» **WRITTEN PROBLEM**:
Make an exact copy of all the material below, apart from the pictures.

Data entries
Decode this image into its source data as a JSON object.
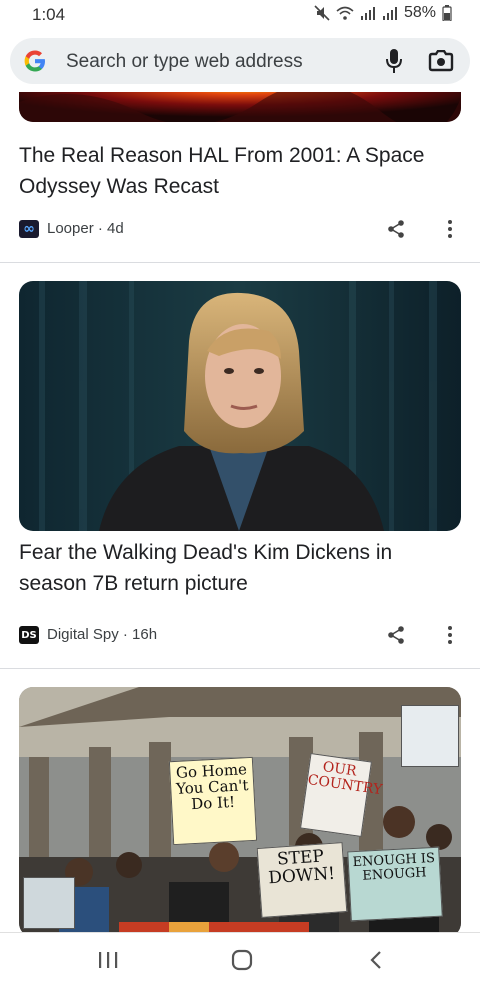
{
  "status": {
    "time": "1:04",
    "battery": "58%",
    "icons": [
      "mute-icon",
      "wifi-icon",
      "signal-icon",
      "signal-icon",
      "battery-icon"
    ]
  },
  "search": {
    "placeholder": "Search or type web address",
    "logo_letter": "G"
  },
  "articles": [
    {
      "title": "The Real Reason HAL From 2001: A Space Odyssey Was Recast",
      "source_logo": "∞",
      "source": "Looper",
      "age": "4d",
      "source_line": "Looper · 4d"
    },
    {
      "title": "Fear the Walking Dead's Kim Dickens in season 7B return picture",
      "source_logo": "DS",
      "source": "Digital Spy",
      "age": "16h",
      "source_line": "Digital Spy · 16h"
    },
    {
      "title": "",
      "signs": {
        "go_home": "Go Home You Can't Do It!",
        "step_down": "STEP DOWN!",
        "enough": "ENOUGH IS ENOUGH",
        "our_country": "OUR COUNTRY"
      }
    }
  ],
  "colors": {
    "accent_blue": "#4285F4",
    "accent_red": "#EA4335",
    "accent_yellow": "#FBBC05",
    "accent_green": "#34A853",
    "search_bg": "#eceff1",
    "divider": "#dadce0"
  },
  "nav": {
    "recents": "recents-icon",
    "home": "home-icon",
    "back": "back-icon"
  }
}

» **EXERCISE OUTPUT**:
Decode this image into its source data as a JSON object.
{
  "status": {
    "time": "1:04",
    "battery": "58%",
    "icons": [
      "mute-icon",
      "wifi-icon",
      "signal-icon",
      "signal-icon",
      "battery-icon"
    ]
  },
  "search": {
    "placeholder": "Search or type web address",
    "logo_letter": "G"
  },
  "articles": [
    {
      "title": "The Real Reason HAL From 2001: A Space Odyssey Was Recast",
      "source_logo": "∞",
      "source": "Looper",
      "age": "4d",
      "source_line": "Looper · 4d"
    },
    {
      "title": "Fear the Walking Dead's Kim Dickens in season 7B return picture",
      "source_logo": "DS",
      "source": "Digital Spy",
      "age": "16h",
      "source_line": "Digital Spy · 16h"
    },
    {
      "title": "",
      "signs": {
        "go_home": "Go Home You Can't Do It!",
        "step_down": "STEP DOWN!",
        "enough": "ENOUGH IS ENOUGH",
        "our_country": "OUR COUNTRY"
      }
    }
  ],
  "colors": {
    "accent_blue": "#4285F4",
    "accent_red": "#EA4335",
    "accent_yellow": "#FBBC05",
    "accent_green": "#34A853",
    "search_bg": "#eceff1",
    "divider": "#dadce0"
  },
  "nav": {
    "recents": "recents-icon",
    "home": "home-icon",
    "back": "back-icon"
  }
}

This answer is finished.